**TO BE DONE**
Wherever the word "search" appears in the entries, copy the whole line.

(A run of records)
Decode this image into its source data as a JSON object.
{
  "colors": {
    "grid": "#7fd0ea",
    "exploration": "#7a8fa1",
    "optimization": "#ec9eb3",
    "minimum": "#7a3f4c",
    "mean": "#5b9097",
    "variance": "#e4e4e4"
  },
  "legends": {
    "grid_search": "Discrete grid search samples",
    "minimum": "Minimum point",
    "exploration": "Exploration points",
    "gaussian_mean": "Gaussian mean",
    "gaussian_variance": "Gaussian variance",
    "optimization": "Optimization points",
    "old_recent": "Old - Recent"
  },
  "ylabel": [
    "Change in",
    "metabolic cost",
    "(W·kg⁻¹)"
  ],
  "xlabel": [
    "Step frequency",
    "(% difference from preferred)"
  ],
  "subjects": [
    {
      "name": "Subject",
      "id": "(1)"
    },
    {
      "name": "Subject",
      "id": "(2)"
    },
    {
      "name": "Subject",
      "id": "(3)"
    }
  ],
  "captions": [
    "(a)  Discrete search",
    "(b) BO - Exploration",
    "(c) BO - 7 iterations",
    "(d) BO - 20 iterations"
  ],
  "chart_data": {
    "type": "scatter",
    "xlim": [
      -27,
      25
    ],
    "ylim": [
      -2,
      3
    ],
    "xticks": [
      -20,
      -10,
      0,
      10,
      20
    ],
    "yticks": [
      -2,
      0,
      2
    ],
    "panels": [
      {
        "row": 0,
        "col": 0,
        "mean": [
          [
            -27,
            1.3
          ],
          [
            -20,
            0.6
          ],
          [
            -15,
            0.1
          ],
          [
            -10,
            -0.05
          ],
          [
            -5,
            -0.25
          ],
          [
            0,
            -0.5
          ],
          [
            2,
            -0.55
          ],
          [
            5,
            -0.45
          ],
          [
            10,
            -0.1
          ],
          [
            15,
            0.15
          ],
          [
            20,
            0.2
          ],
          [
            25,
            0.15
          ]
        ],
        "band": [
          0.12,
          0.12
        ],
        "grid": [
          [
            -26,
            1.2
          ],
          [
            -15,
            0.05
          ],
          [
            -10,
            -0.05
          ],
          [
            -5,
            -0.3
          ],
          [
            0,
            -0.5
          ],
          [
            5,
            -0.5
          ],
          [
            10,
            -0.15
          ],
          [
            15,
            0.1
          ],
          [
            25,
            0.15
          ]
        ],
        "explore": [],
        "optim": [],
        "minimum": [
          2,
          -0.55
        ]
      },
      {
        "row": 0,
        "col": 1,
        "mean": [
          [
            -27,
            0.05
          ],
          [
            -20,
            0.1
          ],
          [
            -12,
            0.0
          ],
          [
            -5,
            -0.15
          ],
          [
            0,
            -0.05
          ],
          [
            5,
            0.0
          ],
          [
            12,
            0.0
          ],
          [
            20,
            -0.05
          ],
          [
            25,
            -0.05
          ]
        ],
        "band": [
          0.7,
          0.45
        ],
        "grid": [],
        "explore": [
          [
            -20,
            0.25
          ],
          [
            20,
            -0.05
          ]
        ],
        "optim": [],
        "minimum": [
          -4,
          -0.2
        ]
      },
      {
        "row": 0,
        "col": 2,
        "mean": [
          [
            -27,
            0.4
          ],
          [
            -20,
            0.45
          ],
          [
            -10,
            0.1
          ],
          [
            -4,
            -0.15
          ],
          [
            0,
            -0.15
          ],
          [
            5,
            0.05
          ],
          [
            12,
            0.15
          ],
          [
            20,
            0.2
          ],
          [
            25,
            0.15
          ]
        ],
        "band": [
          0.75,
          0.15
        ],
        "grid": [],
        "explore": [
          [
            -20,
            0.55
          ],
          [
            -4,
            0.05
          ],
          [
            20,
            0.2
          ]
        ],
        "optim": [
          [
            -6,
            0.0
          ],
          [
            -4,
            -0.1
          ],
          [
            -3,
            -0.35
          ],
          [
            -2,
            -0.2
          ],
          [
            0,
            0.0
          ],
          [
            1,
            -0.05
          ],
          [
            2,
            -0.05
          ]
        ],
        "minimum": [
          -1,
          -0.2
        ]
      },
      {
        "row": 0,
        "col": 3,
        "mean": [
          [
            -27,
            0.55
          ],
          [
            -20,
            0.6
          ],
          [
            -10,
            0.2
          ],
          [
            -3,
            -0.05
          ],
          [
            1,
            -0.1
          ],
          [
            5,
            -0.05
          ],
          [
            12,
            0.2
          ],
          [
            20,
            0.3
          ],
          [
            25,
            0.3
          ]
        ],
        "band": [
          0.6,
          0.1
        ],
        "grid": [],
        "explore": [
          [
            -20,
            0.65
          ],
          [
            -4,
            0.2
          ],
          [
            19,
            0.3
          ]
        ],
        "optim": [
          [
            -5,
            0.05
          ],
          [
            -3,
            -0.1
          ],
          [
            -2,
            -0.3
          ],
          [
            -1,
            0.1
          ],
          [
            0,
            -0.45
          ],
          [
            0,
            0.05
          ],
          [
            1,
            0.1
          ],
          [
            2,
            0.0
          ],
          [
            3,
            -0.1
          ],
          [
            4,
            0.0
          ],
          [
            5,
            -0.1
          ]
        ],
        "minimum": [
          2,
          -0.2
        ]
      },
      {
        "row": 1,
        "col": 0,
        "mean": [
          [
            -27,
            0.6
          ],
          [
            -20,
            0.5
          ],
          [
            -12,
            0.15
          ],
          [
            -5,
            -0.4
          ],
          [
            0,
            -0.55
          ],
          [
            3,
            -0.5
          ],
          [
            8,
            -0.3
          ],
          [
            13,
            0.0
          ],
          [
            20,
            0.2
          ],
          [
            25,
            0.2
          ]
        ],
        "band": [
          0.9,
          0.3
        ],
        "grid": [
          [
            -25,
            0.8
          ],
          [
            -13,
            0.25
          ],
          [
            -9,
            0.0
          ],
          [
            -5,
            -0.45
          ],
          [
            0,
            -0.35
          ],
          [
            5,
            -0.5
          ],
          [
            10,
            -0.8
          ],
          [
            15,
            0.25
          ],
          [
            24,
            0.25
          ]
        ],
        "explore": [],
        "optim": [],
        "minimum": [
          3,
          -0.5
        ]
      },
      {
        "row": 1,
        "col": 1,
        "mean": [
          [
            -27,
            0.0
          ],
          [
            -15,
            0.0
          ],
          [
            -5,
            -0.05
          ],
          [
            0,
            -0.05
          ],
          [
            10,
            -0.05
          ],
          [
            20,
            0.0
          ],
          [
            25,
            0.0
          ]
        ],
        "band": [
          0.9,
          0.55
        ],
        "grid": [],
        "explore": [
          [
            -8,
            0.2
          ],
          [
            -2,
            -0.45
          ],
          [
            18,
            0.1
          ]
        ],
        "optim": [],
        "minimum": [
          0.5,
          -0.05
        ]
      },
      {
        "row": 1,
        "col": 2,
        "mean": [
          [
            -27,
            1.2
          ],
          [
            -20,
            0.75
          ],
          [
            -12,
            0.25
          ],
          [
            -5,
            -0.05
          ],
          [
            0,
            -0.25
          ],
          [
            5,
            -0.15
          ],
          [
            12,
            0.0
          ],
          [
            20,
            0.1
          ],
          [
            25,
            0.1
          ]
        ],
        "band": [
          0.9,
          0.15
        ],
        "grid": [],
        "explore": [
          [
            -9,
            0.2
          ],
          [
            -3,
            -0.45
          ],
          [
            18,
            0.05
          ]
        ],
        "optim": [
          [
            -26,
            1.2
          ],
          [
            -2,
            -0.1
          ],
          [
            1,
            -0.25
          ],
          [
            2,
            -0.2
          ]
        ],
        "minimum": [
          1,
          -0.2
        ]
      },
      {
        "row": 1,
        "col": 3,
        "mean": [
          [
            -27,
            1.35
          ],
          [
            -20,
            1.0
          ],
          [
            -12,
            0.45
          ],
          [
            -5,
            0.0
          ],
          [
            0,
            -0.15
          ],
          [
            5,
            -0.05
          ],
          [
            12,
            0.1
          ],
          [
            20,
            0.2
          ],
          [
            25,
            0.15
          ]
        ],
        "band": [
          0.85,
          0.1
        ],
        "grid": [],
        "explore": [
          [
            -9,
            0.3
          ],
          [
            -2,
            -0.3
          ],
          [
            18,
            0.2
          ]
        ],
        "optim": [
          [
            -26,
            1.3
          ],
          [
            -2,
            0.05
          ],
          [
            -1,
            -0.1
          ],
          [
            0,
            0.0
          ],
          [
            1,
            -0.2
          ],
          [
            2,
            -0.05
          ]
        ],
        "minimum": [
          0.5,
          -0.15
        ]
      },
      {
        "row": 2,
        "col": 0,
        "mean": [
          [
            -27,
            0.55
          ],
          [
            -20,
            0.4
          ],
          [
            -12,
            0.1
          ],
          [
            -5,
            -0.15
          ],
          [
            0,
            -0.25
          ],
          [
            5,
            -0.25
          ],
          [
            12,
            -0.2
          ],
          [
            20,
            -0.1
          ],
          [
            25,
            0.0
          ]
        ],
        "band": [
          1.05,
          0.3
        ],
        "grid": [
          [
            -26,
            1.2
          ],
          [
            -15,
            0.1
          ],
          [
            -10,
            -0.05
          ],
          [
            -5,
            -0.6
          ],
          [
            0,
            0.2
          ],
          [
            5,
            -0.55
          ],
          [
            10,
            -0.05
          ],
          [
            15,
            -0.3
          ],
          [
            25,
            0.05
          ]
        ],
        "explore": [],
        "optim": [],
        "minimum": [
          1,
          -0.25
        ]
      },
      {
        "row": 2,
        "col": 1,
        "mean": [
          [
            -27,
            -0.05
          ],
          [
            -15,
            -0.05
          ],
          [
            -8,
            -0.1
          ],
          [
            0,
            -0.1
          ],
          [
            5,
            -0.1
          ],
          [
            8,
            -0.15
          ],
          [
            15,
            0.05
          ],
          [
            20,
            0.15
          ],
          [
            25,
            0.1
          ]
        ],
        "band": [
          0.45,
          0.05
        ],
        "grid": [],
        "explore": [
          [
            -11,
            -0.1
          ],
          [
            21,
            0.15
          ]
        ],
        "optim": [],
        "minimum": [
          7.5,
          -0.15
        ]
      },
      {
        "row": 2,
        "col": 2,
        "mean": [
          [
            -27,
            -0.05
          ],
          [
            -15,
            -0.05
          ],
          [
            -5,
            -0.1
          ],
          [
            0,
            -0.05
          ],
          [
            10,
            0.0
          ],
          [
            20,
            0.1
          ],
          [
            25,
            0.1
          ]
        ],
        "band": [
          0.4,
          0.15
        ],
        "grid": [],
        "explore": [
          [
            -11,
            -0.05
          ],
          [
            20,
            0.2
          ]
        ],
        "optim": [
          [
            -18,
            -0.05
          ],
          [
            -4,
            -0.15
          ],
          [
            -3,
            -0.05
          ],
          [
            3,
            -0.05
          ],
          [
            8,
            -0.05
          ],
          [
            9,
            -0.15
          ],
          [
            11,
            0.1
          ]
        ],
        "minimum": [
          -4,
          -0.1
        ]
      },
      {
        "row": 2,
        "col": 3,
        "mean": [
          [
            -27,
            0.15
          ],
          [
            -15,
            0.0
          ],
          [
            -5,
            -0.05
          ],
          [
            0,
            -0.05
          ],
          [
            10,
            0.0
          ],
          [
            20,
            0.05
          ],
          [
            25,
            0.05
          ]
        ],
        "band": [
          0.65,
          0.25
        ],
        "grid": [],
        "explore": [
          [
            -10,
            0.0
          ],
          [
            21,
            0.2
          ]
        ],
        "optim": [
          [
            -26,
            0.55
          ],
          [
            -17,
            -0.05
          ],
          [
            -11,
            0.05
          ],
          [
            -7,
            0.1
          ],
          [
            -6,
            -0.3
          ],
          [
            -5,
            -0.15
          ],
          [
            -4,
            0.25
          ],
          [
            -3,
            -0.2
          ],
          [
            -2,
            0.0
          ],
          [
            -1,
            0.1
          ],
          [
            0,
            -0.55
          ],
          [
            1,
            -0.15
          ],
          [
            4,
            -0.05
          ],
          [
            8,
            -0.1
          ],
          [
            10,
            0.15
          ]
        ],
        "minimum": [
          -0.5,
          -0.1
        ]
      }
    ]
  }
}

**RESULT**
    "grid_search": "Discrete grid search samples",
    "(a)  Discrete search",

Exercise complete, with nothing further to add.